**Recorded data:**
▬▬▬▬▬▬▬▬▬▬
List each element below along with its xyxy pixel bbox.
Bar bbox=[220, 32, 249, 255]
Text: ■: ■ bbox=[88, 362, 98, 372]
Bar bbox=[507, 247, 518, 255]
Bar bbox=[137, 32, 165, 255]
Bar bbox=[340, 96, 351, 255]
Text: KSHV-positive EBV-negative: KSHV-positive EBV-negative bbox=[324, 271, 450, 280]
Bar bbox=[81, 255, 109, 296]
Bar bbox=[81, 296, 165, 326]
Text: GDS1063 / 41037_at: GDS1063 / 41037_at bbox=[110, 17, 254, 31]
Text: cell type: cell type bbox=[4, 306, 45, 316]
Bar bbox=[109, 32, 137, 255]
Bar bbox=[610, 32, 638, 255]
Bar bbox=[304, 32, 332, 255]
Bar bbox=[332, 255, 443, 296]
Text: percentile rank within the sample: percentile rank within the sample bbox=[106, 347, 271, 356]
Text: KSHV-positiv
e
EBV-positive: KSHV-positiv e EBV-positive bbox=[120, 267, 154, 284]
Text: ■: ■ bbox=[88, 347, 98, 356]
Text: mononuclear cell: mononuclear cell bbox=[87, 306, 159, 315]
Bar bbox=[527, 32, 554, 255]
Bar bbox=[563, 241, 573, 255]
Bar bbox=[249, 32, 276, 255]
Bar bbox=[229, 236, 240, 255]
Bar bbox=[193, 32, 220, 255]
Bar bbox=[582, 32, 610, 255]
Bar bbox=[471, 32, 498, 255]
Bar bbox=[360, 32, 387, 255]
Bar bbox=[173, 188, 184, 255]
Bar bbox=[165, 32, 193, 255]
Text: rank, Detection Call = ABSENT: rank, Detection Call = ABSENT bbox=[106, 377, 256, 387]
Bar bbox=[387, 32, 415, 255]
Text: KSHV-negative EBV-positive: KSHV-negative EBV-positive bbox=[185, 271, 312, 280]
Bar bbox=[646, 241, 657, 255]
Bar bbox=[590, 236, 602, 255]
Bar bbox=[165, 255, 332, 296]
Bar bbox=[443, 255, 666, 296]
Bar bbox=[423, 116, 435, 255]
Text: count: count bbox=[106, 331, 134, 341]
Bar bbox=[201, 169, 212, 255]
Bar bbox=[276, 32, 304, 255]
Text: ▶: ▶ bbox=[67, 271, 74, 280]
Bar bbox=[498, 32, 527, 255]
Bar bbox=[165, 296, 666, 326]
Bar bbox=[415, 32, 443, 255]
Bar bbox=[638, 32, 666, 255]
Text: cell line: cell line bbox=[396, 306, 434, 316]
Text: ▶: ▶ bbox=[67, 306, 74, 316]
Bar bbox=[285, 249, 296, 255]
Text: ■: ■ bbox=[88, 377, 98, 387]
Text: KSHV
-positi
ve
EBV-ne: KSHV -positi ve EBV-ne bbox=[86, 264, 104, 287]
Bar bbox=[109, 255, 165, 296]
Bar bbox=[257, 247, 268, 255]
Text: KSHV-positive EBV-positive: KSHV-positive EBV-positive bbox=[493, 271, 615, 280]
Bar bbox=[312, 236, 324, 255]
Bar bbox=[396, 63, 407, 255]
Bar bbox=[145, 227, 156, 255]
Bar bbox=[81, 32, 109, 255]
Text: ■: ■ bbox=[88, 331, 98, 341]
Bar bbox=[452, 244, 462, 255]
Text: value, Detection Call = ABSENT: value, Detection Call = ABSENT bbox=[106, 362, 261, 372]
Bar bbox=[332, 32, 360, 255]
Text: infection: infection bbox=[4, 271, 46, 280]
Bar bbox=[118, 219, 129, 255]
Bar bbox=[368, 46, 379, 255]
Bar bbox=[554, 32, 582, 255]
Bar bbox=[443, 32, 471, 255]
▬▬▬▬▬▬▬▬▬▬
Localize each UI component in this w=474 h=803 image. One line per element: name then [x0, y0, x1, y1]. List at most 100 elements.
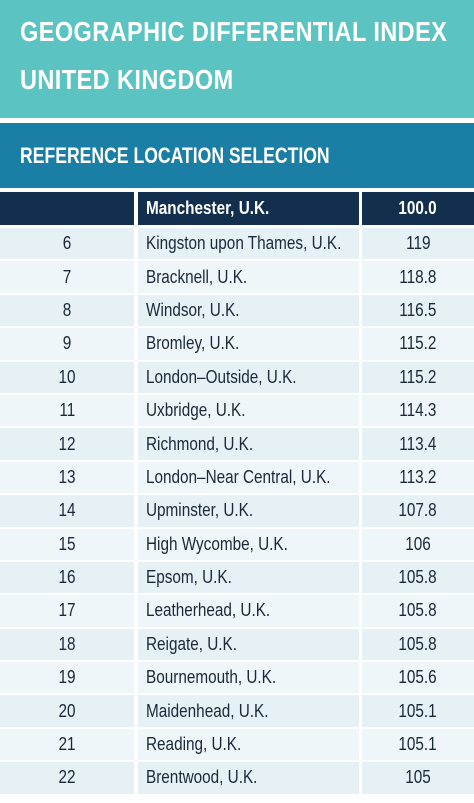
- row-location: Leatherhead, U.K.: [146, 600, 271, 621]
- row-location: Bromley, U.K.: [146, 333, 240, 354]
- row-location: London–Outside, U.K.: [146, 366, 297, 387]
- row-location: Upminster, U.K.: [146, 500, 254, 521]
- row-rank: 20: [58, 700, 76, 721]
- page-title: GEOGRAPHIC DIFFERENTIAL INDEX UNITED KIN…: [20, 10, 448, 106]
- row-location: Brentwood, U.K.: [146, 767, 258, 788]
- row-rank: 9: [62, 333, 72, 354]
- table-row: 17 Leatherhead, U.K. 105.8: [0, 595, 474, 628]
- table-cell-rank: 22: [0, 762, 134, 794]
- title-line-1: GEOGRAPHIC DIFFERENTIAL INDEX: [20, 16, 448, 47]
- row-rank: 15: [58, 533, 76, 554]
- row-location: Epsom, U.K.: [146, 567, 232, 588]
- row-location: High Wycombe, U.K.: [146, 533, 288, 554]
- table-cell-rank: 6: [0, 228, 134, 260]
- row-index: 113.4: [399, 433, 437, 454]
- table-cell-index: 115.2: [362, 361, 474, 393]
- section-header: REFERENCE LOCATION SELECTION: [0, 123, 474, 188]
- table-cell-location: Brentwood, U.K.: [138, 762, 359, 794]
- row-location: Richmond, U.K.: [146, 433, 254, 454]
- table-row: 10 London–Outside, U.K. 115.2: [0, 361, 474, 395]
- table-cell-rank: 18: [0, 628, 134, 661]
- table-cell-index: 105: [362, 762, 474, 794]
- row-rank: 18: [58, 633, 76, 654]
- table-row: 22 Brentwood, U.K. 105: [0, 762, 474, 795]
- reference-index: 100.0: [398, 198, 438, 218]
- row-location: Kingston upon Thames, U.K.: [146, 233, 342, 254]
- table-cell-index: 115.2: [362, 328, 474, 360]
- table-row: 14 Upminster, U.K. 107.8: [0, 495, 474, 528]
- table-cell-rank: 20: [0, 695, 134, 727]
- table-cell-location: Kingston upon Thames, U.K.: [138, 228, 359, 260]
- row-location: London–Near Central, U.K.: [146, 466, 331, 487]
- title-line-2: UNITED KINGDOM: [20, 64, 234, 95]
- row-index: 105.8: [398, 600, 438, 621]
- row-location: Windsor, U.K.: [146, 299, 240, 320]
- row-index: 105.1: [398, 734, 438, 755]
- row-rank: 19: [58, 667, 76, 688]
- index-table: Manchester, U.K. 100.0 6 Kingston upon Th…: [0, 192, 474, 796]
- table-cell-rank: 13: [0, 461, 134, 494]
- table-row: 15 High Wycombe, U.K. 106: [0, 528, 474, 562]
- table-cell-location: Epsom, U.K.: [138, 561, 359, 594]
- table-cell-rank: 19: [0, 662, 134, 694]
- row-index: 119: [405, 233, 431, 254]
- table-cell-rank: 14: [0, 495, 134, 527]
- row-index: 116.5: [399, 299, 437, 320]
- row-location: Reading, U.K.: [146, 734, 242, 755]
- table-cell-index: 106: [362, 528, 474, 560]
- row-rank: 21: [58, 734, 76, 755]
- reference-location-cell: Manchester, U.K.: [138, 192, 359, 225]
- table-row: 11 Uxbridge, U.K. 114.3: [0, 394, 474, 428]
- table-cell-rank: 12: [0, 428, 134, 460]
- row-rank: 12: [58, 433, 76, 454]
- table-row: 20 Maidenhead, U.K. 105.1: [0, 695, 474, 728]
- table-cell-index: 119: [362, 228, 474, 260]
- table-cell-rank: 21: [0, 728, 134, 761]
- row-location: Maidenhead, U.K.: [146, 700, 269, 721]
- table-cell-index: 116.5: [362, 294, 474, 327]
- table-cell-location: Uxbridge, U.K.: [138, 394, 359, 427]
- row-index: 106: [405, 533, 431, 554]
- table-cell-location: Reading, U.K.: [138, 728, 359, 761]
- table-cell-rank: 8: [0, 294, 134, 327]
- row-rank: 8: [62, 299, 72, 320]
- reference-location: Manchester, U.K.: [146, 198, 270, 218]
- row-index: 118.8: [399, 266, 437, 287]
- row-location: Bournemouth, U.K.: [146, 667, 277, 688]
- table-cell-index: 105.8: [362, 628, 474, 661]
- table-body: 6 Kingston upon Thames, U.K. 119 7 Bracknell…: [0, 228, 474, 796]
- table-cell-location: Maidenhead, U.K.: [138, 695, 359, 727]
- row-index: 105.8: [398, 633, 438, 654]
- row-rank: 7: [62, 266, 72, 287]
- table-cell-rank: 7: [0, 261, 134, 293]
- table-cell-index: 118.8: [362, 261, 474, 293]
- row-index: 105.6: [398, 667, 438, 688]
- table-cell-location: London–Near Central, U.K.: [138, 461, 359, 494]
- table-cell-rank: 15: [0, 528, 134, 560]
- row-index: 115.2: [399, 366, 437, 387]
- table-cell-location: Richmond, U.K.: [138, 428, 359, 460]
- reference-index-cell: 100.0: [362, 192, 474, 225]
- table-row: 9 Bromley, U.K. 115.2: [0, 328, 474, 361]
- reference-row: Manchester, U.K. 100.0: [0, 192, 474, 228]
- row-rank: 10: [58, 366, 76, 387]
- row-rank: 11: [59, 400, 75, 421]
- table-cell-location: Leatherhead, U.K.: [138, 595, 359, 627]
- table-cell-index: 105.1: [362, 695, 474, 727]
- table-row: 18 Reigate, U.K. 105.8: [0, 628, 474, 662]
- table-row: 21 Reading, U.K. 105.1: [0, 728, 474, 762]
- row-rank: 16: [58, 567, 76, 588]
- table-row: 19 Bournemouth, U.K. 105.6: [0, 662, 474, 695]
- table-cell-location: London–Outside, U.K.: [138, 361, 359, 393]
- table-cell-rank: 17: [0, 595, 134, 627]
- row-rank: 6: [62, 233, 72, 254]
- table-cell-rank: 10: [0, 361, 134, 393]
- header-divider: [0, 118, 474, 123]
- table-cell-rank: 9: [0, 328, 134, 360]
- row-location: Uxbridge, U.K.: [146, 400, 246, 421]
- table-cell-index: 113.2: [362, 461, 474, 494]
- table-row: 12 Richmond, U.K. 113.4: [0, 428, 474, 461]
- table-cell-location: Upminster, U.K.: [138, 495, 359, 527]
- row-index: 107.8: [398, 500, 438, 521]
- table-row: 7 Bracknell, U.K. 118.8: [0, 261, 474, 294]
▬▬▬▬▬▬▬▬▬▬
**TASK TO CARRY OUT:**
Can you express the data lines as a JSON list of strings, from the line holding "List each element" through the line holding "Bar bbox=[360, 32, 387, 255]" inclusive, with one string per line and blank lines omitted?

**CORRECT RESPONSE:**
[
  "List each element below along with its xyxy pixel bbox.",
  "Bar bbox=[220, 32, 249, 255]",
  "Text: ■: ■ bbox=[88, 362, 98, 372]",
  "Bar bbox=[507, 247, 518, 255]",
  "Bar bbox=[137, 32, 165, 255]",
  "Bar bbox=[340, 96, 351, 255]",
  "Text: KSHV-positive EBV-negative: KSHV-positive EBV-negative bbox=[324, 271, 450, 280]",
  "Bar bbox=[81, 255, 109, 296]",
  "Bar bbox=[81, 296, 165, 326]",
  "Text: GDS1063 / 41037_at: GDS1063 / 41037_at bbox=[110, 17, 254, 31]",
  "Text: cell type: cell type bbox=[4, 306, 45, 316]",
  "Bar bbox=[109, 32, 137, 255]",
  "Bar bbox=[610, 32, 638, 255]",
  "Bar bbox=[304, 32, 332, 255]",
  "Bar bbox=[332, 255, 443, 296]",
  "Text: percentile rank within the sample: percentile rank within the sample bbox=[106, 347, 271, 356]",
  "Text: KSHV-positiv",
  "e",
  "EBV-positive: KSHV-positiv e EBV-positive bbox=[120, 267, 154, 284]",
  "Text: ■: ■ bbox=[88, 347, 98, 356]",
  "Text: mononuclear cell: mononuclear cell bbox=[87, 306, 159, 315]",
  "Bar bbox=[527, 32, 554, 255]",
  "Bar bbox=[563, 241, 573, 255]",
  "Bar bbox=[249, 32, 276, 255]",
  "Bar bbox=[229, 236, 240, 255]",
  "Bar bbox=[193, 32, 220, 255]",
  "Bar bbox=[582, 32, 610, 255]",
  "Bar bbox=[471, 32, 498, 255]",
  "Bar bbox=[360, 32, 387, 255]"
]